* **Challenge**
Examine the entries below, count the lines holding the string "payer", and respond with the number only.

- - -

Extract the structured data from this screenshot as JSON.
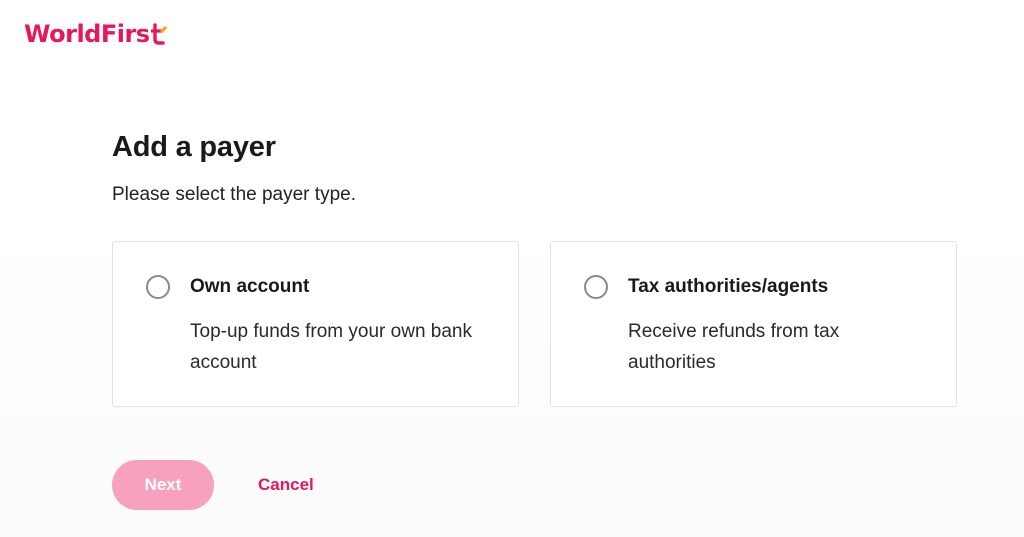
{
  "brand": {
    "name": "WorldFirs",
    "logo_color": "#e8175d",
    "logo_accent": "#f6a623"
  },
  "page": {
    "title": "Add a payer",
    "subtitle": "Please select the payer type."
  },
  "options": [
    {
      "title": "Own account",
      "description": "Top-up funds from your own bank account",
      "selected": false
    },
    {
      "title": "Tax authorities/agents",
      "description": "Receive refunds from tax authorities",
      "selected": false
    }
  ],
  "actions": {
    "next_label": "Next",
    "next_enabled": false,
    "cancel_label": "Cancel"
  },
  "colors": {
    "primary": "#e8175d",
    "primary_disabled": "#f7a1bf"
  }
}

- - -

* **Answer to this problem**
2